▶ TO BE DONE
In the entries that follow, find the word "document" and report each line it is on.
======== RECORDS TO USE
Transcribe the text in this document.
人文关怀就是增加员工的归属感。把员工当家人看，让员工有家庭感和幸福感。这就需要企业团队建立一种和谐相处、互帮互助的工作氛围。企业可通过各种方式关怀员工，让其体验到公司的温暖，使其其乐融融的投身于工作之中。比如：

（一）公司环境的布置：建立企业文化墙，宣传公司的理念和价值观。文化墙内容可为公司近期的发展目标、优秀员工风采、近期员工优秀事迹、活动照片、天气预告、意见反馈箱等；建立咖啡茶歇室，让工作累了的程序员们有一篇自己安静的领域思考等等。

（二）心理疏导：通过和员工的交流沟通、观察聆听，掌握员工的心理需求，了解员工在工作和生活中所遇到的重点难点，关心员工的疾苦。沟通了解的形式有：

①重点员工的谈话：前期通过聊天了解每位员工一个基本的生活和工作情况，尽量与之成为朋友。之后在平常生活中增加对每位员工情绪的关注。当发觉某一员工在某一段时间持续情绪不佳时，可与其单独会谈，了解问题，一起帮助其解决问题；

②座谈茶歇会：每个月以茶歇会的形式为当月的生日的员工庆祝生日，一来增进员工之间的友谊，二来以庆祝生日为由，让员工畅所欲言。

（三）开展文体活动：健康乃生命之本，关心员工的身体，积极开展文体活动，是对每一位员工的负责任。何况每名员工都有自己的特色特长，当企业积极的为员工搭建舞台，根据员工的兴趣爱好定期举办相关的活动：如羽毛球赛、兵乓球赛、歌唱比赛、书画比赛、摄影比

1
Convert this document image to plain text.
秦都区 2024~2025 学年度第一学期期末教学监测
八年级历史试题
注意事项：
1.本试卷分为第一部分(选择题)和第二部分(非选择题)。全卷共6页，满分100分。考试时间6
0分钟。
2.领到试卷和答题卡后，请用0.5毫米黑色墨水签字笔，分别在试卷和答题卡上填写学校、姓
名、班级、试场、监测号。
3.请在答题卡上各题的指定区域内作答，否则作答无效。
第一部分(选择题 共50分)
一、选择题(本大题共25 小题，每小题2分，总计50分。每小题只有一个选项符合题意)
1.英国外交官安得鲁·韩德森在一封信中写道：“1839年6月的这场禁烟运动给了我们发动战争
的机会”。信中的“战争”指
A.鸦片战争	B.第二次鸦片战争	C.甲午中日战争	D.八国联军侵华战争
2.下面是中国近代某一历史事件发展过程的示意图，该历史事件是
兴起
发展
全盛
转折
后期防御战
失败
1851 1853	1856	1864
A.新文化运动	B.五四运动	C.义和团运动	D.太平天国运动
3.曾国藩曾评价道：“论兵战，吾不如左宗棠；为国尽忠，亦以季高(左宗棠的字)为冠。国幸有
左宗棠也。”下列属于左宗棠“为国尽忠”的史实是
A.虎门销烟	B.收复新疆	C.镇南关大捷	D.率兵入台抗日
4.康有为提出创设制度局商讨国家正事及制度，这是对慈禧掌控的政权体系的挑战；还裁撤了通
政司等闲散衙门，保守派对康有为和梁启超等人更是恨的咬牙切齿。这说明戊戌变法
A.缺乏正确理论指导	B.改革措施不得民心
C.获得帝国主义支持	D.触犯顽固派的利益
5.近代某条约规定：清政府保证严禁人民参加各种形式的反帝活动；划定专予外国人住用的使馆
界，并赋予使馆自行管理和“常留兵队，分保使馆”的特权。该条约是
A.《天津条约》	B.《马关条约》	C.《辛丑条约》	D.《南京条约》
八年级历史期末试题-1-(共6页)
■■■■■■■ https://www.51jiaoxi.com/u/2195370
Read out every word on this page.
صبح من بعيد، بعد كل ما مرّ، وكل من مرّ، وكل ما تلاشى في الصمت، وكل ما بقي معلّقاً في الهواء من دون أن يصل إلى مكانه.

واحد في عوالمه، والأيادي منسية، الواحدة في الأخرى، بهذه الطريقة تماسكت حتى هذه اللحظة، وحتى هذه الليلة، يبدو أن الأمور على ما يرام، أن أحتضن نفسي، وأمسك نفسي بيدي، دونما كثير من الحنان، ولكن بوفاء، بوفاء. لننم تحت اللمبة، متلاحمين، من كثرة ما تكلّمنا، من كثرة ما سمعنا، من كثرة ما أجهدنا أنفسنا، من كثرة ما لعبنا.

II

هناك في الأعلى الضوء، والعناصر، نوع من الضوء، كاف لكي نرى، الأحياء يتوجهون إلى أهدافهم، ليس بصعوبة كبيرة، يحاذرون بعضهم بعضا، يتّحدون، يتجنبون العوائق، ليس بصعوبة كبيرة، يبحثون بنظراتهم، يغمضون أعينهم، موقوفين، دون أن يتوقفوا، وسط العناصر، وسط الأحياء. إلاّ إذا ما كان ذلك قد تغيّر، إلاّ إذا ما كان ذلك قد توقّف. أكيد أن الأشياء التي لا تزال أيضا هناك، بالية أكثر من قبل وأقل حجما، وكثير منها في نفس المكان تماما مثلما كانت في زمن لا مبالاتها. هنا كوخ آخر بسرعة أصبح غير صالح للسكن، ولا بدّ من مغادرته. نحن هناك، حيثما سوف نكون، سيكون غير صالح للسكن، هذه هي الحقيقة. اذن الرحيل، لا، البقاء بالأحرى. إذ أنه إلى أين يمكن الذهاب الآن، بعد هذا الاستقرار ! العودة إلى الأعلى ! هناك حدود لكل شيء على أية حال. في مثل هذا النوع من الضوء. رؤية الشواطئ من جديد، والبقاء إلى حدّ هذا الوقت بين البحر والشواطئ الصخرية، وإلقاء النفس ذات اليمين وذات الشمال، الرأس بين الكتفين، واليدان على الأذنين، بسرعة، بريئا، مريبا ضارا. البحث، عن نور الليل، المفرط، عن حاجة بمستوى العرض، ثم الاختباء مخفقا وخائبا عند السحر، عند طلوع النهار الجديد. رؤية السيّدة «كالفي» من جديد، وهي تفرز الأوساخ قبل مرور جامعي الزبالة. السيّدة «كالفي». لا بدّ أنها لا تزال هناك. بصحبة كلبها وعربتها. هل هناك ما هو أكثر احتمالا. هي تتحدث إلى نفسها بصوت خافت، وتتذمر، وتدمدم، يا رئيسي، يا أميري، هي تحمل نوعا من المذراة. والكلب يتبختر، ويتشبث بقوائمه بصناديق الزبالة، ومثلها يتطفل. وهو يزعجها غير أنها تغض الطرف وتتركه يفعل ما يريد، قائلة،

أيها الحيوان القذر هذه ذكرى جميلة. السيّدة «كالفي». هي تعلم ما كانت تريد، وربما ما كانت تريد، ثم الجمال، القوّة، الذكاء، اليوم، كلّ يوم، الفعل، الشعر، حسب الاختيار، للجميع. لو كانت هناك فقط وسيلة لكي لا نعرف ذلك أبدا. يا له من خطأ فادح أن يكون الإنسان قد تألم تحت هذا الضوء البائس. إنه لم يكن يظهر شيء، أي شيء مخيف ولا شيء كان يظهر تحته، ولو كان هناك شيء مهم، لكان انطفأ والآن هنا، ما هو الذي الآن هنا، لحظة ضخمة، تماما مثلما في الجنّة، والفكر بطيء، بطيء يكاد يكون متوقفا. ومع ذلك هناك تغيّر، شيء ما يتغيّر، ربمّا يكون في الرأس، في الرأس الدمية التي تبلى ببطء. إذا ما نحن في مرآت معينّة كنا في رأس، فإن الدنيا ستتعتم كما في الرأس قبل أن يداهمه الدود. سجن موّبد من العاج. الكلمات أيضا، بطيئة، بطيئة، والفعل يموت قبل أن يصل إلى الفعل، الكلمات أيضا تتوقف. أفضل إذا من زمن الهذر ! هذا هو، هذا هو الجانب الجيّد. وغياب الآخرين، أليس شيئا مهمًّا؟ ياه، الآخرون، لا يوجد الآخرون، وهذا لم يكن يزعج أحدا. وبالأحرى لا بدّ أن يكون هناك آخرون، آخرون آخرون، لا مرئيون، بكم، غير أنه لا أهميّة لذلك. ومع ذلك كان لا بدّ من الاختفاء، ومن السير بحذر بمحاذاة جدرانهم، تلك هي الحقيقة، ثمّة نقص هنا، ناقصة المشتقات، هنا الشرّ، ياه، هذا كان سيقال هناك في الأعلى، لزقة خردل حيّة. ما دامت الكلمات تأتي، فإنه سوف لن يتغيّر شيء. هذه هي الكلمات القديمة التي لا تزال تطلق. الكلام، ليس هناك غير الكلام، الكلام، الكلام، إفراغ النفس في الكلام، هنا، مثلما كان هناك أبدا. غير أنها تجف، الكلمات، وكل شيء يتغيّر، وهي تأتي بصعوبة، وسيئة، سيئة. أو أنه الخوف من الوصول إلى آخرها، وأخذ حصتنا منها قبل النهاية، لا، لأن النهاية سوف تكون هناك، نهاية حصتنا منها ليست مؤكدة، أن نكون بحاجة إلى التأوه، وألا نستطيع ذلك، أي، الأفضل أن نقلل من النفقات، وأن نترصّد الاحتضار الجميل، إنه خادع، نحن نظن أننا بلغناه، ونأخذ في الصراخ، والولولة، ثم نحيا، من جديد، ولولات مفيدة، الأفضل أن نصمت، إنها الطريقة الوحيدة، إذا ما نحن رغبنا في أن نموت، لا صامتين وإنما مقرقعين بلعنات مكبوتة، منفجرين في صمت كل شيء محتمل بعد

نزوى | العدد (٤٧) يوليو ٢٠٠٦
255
================
▶ THE SOLUTION
Transcribe the text in this document.
Convert this document image to plain text.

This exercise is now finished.